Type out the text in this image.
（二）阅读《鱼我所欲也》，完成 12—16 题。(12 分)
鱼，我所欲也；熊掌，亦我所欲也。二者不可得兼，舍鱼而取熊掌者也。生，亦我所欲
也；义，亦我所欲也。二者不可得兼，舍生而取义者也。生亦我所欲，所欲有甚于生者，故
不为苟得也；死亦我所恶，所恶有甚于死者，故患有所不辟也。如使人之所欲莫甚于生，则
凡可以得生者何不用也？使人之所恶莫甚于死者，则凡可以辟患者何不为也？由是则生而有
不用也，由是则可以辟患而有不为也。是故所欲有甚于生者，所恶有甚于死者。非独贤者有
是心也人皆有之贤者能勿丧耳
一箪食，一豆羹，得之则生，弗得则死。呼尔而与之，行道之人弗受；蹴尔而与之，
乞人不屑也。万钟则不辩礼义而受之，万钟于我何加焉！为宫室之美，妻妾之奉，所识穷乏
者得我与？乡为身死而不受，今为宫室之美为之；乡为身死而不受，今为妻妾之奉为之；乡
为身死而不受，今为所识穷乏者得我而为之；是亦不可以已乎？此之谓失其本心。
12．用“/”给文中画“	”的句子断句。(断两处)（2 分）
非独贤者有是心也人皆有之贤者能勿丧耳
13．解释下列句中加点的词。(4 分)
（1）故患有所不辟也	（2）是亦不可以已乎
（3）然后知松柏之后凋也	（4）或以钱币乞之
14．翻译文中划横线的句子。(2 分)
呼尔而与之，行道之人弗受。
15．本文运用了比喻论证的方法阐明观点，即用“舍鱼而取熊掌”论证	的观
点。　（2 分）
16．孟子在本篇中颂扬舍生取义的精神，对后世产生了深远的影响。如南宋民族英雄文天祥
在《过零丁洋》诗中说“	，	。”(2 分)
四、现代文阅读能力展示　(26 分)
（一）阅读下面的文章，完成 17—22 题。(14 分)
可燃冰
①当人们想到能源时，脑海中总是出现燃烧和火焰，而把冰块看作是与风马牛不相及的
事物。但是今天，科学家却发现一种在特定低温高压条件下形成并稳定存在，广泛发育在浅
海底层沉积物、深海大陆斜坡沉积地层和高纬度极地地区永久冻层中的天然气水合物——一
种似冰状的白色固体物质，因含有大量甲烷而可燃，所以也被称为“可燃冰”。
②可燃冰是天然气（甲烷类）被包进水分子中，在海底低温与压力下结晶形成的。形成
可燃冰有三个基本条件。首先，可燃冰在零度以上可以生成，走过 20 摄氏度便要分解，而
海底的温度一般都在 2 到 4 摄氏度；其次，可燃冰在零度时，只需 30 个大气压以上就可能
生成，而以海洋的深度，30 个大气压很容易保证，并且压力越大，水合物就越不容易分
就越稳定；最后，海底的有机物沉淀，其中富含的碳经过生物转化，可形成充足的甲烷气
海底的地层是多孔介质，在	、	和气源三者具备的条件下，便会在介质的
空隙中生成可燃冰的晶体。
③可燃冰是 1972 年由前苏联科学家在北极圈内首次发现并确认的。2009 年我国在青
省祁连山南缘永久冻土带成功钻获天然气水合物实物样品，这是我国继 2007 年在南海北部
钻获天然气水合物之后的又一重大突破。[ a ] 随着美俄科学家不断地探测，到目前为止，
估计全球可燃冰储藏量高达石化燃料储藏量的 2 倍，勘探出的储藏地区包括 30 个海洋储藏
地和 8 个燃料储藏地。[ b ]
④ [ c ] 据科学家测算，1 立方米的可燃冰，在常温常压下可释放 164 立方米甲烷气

* * * * *

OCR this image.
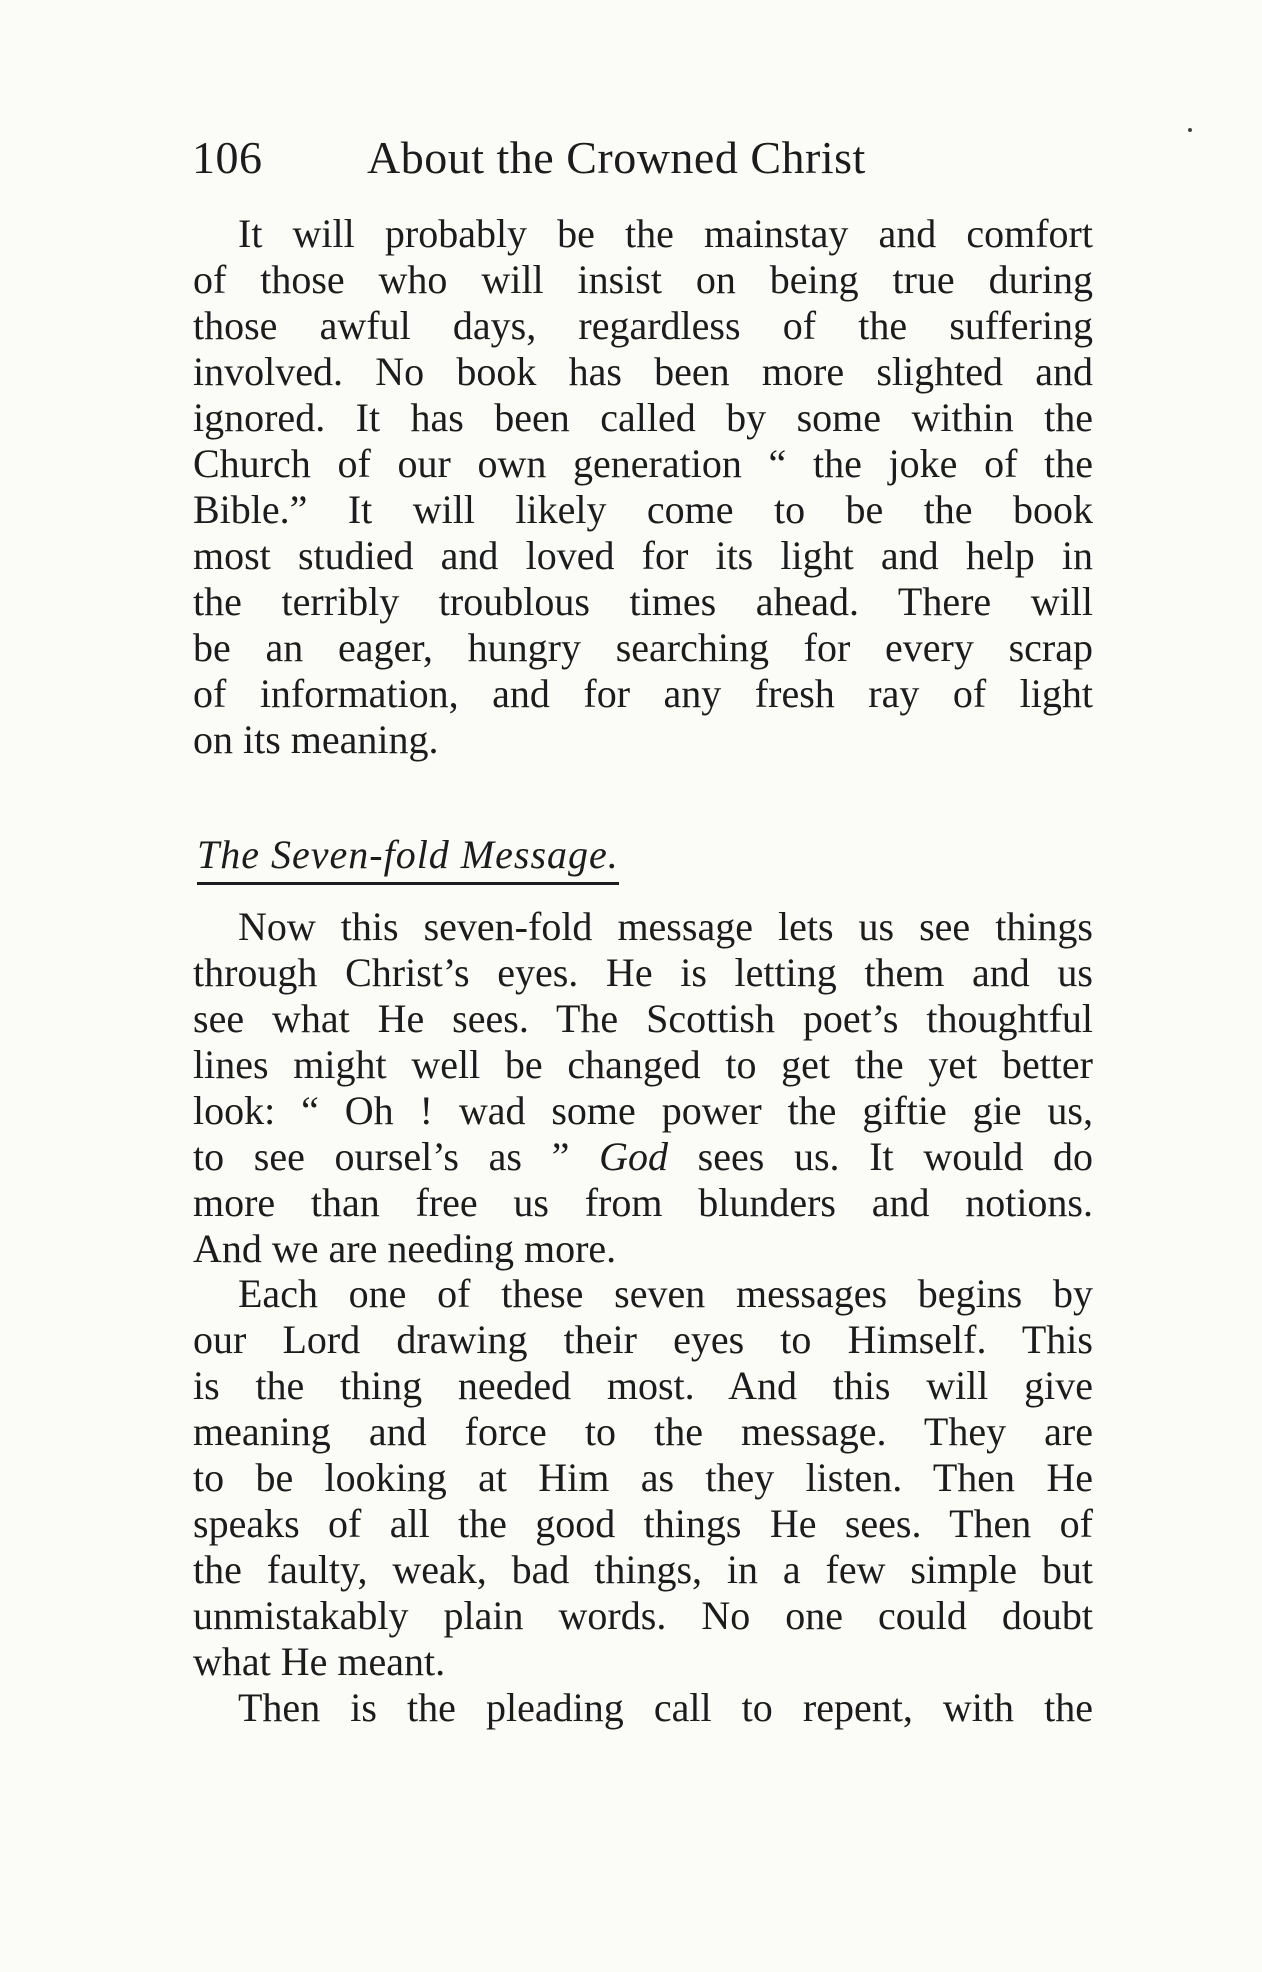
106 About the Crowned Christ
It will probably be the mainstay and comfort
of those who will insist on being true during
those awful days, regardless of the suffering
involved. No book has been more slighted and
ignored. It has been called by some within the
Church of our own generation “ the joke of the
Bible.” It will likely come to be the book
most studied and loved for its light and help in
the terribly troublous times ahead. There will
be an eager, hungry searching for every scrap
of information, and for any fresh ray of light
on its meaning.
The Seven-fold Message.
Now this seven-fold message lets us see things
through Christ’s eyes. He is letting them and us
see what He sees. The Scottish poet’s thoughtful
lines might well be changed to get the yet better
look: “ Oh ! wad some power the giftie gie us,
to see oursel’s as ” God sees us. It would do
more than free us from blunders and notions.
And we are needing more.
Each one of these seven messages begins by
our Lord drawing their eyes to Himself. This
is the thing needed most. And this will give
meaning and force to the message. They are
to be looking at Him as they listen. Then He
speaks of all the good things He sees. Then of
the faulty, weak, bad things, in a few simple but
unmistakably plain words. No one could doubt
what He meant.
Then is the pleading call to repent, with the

* * * * *

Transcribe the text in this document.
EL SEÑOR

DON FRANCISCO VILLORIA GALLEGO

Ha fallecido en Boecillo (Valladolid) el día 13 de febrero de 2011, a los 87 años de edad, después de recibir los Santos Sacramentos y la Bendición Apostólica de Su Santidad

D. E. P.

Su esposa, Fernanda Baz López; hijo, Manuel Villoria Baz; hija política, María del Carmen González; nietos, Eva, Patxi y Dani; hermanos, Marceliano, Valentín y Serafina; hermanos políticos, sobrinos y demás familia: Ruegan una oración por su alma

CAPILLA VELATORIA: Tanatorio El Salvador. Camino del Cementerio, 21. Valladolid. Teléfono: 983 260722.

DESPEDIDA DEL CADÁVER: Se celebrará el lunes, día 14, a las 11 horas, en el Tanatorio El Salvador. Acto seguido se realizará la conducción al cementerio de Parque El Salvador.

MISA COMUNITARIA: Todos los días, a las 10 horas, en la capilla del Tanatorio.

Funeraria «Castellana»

* * * * *

From the listing above, collect every line that mentions the word "more".

» Output below:
involved. No book has been more slighted and
more than free us from blunders and notions.
And we are needing more.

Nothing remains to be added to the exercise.